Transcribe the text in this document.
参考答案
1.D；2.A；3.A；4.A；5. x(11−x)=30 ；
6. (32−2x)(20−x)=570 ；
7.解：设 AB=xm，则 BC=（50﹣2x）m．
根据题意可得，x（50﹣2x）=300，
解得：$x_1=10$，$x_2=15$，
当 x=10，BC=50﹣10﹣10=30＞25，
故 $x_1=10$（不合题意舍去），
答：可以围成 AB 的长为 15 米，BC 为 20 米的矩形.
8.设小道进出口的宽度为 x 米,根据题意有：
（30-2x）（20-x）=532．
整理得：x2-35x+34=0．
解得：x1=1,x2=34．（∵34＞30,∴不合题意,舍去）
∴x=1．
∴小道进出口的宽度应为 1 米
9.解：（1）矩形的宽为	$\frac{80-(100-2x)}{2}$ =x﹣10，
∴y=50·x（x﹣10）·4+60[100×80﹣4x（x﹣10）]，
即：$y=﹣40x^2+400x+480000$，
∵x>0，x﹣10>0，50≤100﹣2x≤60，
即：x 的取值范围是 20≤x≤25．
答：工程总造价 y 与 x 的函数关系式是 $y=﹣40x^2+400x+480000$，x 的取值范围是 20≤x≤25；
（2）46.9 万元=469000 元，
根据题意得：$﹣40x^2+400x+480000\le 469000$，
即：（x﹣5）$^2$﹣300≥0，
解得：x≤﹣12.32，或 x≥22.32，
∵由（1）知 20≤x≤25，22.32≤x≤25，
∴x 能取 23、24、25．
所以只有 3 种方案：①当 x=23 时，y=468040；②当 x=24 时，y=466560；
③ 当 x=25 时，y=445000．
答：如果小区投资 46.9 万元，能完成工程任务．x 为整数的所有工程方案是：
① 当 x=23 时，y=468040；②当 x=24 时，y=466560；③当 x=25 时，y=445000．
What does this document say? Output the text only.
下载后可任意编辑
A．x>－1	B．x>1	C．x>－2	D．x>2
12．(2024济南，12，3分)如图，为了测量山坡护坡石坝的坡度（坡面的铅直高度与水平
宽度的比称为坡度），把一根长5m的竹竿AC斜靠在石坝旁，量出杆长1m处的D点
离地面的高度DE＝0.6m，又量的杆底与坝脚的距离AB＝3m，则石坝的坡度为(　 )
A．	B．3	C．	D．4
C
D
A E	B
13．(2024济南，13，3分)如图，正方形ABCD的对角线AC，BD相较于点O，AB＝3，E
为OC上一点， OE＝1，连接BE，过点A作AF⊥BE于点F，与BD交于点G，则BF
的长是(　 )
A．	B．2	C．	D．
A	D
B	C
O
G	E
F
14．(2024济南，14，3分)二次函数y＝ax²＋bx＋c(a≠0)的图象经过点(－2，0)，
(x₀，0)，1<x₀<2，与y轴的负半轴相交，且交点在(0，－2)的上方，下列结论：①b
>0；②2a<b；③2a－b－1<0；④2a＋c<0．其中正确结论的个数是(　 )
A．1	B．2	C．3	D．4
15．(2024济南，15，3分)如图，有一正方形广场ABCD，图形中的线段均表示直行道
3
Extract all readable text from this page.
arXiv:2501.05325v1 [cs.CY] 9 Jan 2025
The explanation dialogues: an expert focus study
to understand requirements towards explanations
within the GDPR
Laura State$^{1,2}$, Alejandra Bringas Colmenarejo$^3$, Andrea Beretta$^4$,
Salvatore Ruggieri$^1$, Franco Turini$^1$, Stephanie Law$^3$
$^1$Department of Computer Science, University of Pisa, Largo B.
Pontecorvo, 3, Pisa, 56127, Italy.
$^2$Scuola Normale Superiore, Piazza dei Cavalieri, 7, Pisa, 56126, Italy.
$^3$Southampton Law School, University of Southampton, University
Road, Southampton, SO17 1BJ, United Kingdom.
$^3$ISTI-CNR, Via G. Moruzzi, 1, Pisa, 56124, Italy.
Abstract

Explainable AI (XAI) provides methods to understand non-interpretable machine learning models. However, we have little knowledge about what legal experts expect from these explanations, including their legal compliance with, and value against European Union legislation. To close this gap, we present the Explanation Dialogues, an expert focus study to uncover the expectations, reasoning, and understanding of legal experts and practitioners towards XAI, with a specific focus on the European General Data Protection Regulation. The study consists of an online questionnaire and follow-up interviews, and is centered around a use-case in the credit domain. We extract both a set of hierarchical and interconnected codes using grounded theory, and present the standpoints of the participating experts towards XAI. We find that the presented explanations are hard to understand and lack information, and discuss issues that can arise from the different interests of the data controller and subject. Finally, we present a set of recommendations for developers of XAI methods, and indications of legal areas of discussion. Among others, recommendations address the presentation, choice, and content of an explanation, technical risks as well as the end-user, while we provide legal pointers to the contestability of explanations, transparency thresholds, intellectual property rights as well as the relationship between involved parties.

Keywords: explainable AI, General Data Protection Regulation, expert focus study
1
--------
* _Do this_: Reproduce the material above exactly; please quote every line of it.

* _Answer to the exercise_:
Transcribe the text in this document.
参考答案
1.D；2.A；3.A；4.A；5. x(11−x)=30 ；
6. (32−2x)(20−x)=570 ；
7.解：设 AB=xm，则 BC=（50﹣2x）m．
根据题意可得，x（50﹣2x）=300，
解得：$x_1=10$，$x_2=15$，
当 x=10，BC=50﹣10﹣10=30＞25，
故 $x_1=10$（不合题意舍去），
答：可以围成 AB 的长为 15 米，BC 为 20 米的矩形.
8.设小道进出口的宽度为 x 米,根据题意有：
（30-2x）（20-x）=532．
整理得：x2-35x+34=0．
解得：x1=1,x2=34．（∵34＞30,∴不合题意,舍去）
∴x=1．
∴小道进出口的宽度应为 1 米
9.解：（1）矩形的宽为	$\frac{80-(100-2x)}{2}$ =x﹣10，
∴y=50·x（x﹣10）·4+60[100×80﹣4x（x﹣10）]，
即：$y=﹣40x^2+400x+480000$，
∵x>0，x﹣10>0，50≤100﹣2x≤60，
即：x 的取值范围是 20≤x≤25．
答：工程总造价 y 与 x 的函数关系式是 $y=﹣40x^2+400x+480000$，x 的取值范围是 20≤x≤25；
（2）46.9 万元=469000 元，
根据题意得：$﹣40x^2+400x+480000\le 469000$，
即：（x﹣5）$^2$﹣300≥0，
解得：x≤﹣12.32，或 x≥22.32，
∵由（1）知 20≤x≤25，22.32≤x≤25，
∴x 能取 23、24、25．
所以只有 3 种方案：①当 x=23 时，y=468040；②当 x=24 时，y=466560；
③ 当 x=25 时，y=445000．
答：如果小区投资 46.9 万元，能完成工程任务．x 为整数的所有工程方案是：
① 当 x=23 时，y=468040；②当 x=24 时，y=466560；③当 x=25 时，y=445000．
What does this document say? Output the text only.
下载后可任意编辑
A．x>－1	B．x>1	C．x>－2	D．x>2
12．(2024济南，12，3分)如图，为了测量山坡护坡石坝的坡度（坡面的铅直高度与水平
宽度的比称为坡度），把一根长5m的竹竿AC斜靠在石坝旁，量出杆长1m处的D点
离地面的高度DE＝0.6m，又量的杆底与坝脚的距离AB＝3m，则石坝的坡度为(　 )
A．	B．3	C．	D．4
C
D
A E	B
13．(2024济南，13，3分)如图，正方形ABCD的对角线AC，BD相较于点O，AB＝3，E
为OC上一点， OE＝1，连接BE，过点A作AF⊥BE于点F，与BD交于点G，则BF
的长是(　 )
A．	B．2	C．	D．
A	D
B	C
O
G	E
F
14．(2024济南，14，3分)二次函数y＝ax²＋bx＋c(a≠0)的图象经过点(－2，0)，
(x₀，0)，1<x₀<2，与y轴的负半轴相交，且交点在(0，－2)的上方，下列结论：①b
>0；②2a<b；③2a－b－1<0；④2a＋c<0．其中正确结论的个数是(　 )
A．1	B．2	C．3	D．4
15．(2024济南，15，3分)如图，有一正方形广场ABCD，图形中的线段均表示直行道
3
Extract all readable text from this page.
arXiv:2501.05325v1 [cs.CY] 9 Jan 2025
The explanation dialogues: an expert focus study
to understand requirements towards explanations
within the GDPR
Laura State$^{1,2}$, Alejandra Bringas Colmenarejo$^3$, Andrea Beretta$^4$,
Salvatore Ruggieri$^1$, Franco Turini$^1$, Stephanie Law$^3$
$^1$Department of Computer Science, University of Pisa, Largo B.
Pontecorvo, 3, Pisa, 56127, Italy.
$^2$Scuola Normale Superiore, Piazza dei Cavalieri, 7, Pisa, 56126, Italy.
$^3$Southampton Law School, University of Southampton, University
Road, Southampton, SO17 1BJ, United Kingdom.
$^3$ISTI-CNR, Via G. Moruzzi, 1, Pisa, 56124, Italy.
Abstract

Explainable AI (XAI) provides methods to understand non-interpretable machine learning models. However, we have little knowledge about what legal experts expect from these explanations, including their legal compliance with, and value against European Union legislation. To close this gap, we present the Explanation Dialogues, an expert focus study to uncover the expectations, reasoning, and understanding of legal experts and practitioners towards XAI, with a specific focus on the European General Data Protection Regulation. The study consists of an online questionnaire and follow-up interviews, and is centered around a use-case in the credit domain. We extract both a set of hierarchical and interconnected codes using grounded theory, and present the standpoints of the participating experts towards XAI. We find that the presented explanations are hard to understand and lack information, and discuss issues that can arise from the different interests of the data controller and subject. Finally, we present a set of recommendations for developers of XAI methods, and indications of legal areas of discussion. Among others, recommendations address the presentation, choice, and content of an explanation, technical risks as well as the end-user, while we provide legal pointers to the contestability of explanations, transparency thresholds, intellectual property rights as well as the relationship between involved parties.

Keywords: explainable AI, General Data Protection Regulation, expert focus study
1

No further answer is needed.